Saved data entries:
------------------------------------

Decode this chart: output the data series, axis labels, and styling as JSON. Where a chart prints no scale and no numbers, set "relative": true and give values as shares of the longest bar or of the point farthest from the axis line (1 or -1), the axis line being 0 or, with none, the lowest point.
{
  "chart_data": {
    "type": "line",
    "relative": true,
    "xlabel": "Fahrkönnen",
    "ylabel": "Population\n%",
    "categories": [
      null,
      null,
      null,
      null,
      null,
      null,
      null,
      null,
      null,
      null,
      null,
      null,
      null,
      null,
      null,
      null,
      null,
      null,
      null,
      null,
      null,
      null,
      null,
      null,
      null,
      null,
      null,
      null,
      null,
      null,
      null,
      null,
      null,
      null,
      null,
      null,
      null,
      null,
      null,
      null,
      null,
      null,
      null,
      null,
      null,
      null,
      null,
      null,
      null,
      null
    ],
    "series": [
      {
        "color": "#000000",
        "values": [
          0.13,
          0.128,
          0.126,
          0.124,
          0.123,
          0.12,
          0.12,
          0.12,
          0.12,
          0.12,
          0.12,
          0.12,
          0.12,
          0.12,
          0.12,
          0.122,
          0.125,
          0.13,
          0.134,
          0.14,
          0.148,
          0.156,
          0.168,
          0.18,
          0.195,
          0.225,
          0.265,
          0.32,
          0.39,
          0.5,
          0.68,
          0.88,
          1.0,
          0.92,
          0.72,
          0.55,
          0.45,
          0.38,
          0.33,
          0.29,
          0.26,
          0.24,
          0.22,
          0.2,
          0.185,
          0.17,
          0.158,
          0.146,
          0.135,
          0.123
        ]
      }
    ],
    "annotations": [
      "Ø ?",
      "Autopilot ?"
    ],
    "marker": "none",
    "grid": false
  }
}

------------------------------------

> _What you should do_: All of the data shown above must be copied exactly.

> _Response to the task_:
Decode this chart: output the data series, axis labels, and styling as JSON. Where a chart prints no scale and no numbers, set "relative": true and give values as shares of the longest bar or of the point farthest from the axis line (1 or -1), the axis line being 0 or, with none, the lowest point.
{
  "chart_data": {
    "type": "line",
    "relative": true,
    "xlabel": "Fahrkönnen",
    "ylabel": "Population\n%",
    "categories": [
      null,
      null,
      null,
      null,
      null,
      null,
      null,
      null,
      null,
      null,
      null,
      null,
      null,
      null,
      null,
      null,
      null,
      null,
      null,
      null,
      null,
      null,
      null,
      null,
      null,
      null,
      null,
      null,
      null,
      null,
      null,
      null,
      null,
      null,
      null,
      null,
      null,
      null,
      null,
      null,
      null,
      null,
      null,
      null,
      null,
      null,
      null,
      null,
      null,
      null
    ],
    "series": [
      {
        "color": "#000000",
        "values": [
          0.13,
          0.128,
          0.126,
          0.124,
          0.123,
          0.12,
          0.12,
          0.12,
          0.12,
          0.12,
          0.12,
          0.12,
          0.12,
          0.12,
          0.12,
          0.122,
          0.125,
          0.13,
          0.134,
          0.14,
          0.148,
          0.156,
          0.168,
          0.18,
          0.195,
          0.225,
          0.265,
          0.32,
          0.39,
          0.5,
          0.68,
          0.88,
          1.0,
          0.92,
          0.72,
          0.55,
          0.45,
          0.38,
          0.33,
          0.29,
          0.26,
          0.24,
          0.22,
          0.2,
          0.185,
          0.17,
          0.158,
          0.146,
          0.135,
          0.123
        ]
      }
    ],
    "annotations": [
      "Ø ?",
      "Autopilot ?"
    ],
    "marker": "none",
    "grid": false
  }
}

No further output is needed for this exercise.